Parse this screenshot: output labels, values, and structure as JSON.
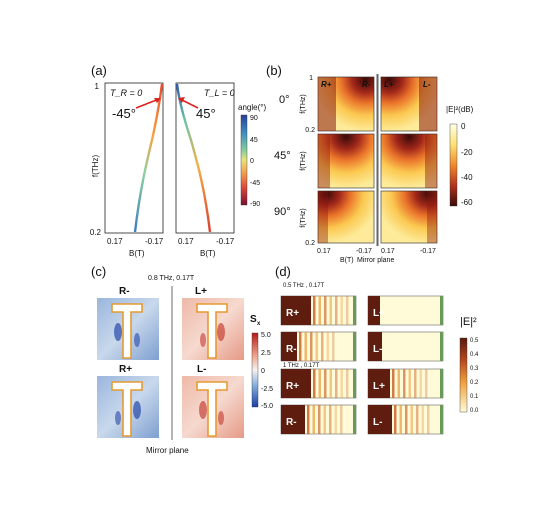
{
  "panel_a": {
    "label": "(a)",
    "left_title": "T_R = 0",
    "right_title": "T_L = 0",
    "left_angle": "-45°",
    "right_angle": "45°",
    "ylabel": "f(THz)",
    "ytick_top": "1",
    "ytick_bottom": "0.2",
    "xlabel": "B(T)",
    "xtick_left": "0.17",
    "xtick_right": "-0.17",
    "colorbar_title": "angle(°)",
    "colorbar_ticks": [
      "90",
      "45",
      "0",
      "-45",
      "-90"
    ]
  },
  "panel_b": {
    "label": "(b)",
    "row_labels": [
      "0°",
      "45°",
      "90°"
    ],
    "col_labels": [
      "R+",
      "R-",
      "L+",
      "L-"
    ],
    "ylabel": "f(THz)",
    "ytick_top": "1",
    "ytick_bottom": "0.2",
    "xlabel": "B(T)",
    "xtick_left": "0.17",
    "xtick_right": "-0.17",
    "mirror_label": "Mirror plane",
    "colorbar_title": "|E|²(dB)",
    "colorbar_ticks": [
      "0",
      "-20",
      "-40",
      "-60"
    ]
  },
  "panel_c": {
    "label": "(c)",
    "condition": "0.8 THz, 0.17T",
    "cells": [
      "R-",
      "L+",
      "R+",
      "L-"
    ],
    "colorbar_title": "S",
    "colorbar_sub": "x",
    "colorbar_ticks": [
      "5.0",
      "2.5",
      "0",
      "-2.5",
      "-5.0"
    ],
    "mirror_label": "Mirror plane"
  },
  "panel_d": {
    "label": "(d)",
    "condition_top": "0.5 THz , 0.17T",
    "condition_bottom": "1 THz , 0.17T",
    "cells_top": [
      "R+",
      "L+",
      "R-",
      "L-"
    ],
    "cells_bottom": [
      "R+",
      "L+",
      "R-",
      "L-"
    ],
    "colorbar_title": "|E|²",
    "colorbar_ticks": [
      "0.5",
      "0.4",
      "0.3",
      "0.2",
      "0.1",
      "0.0"
    ]
  }
}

:: What is required ::
Quote the data above in full, leaving out the pictures it holds.

:: The answer ::
Parse this screenshot: output labels, values, and structure as JSON.
{
  "panel_a": {
    "label": "(a)",
    "left_title": "T_R = 0",
    "right_title": "T_L = 0",
    "left_angle": "-45°",
    "right_angle": "45°",
    "ylabel": "f(THz)",
    "ytick_top": "1",
    "ytick_bottom": "0.2",
    "xlabel": "B(T)",
    "xtick_left": "0.17",
    "xtick_right": "-0.17",
    "colorbar_title": "angle(°)",
    "colorbar_ticks": [
      "90",
      "45",
      "0",
      "-45",
      "-90"
    ]
  },
  "panel_b": {
    "label": "(b)",
    "row_labels": [
      "0°",
      "45°",
      "90°"
    ],
    "col_labels": [
      "R+",
      "R-",
      "L+",
      "L-"
    ],
    "ylabel": "f(THz)",
    "ytick_top": "1",
    "ytick_bottom": "0.2",
    "xlabel": "B(T)",
    "xtick_left": "0.17",
    "xtick_right": "-0.17",
    "mirror_label": "Mirror plane",
    "colorbar_title": "|E|²(dB)",
    "colorbar_ticks": [
      "0",
      "-20",
      "-40",
      "-60"
    ]
  },
  "panel_c": {
    "label": "(c)",
    "condition": "0.8 THz, 0.17T",
    "cells": [
      "R-",
      "L+",
      "R+",
      "L-"
    ],
    "colorbar_title": "S",
    "colorbar_sub": "x",
    "colorbar_ticks": [
      "5.0",
      "2.5",
      "0",
      "-2.5",
      "-5.0"
    ],
    "mirror_label": "Mirror plane"
  },
  "panel_d": {
    "label": "(d)",
    "condition_top": "0.5 THz , 0.17T",
    "condition_bottom": "1 THz , 0.17T",
    "cells_top": [
      "R+",
      "L+",
      "R-",
      "L-"
    ],
    "cells_bottom": [
      "R+",
      "L+",
      "R-",
      "L-"
    ],
    "colorbar_title": "|E|²",
    "colorbar_ticks": [
      "0.5",
      "0.4",
      "0.3",
      "0.2",
      "0.1",
      "0.0"
    ]
  }
}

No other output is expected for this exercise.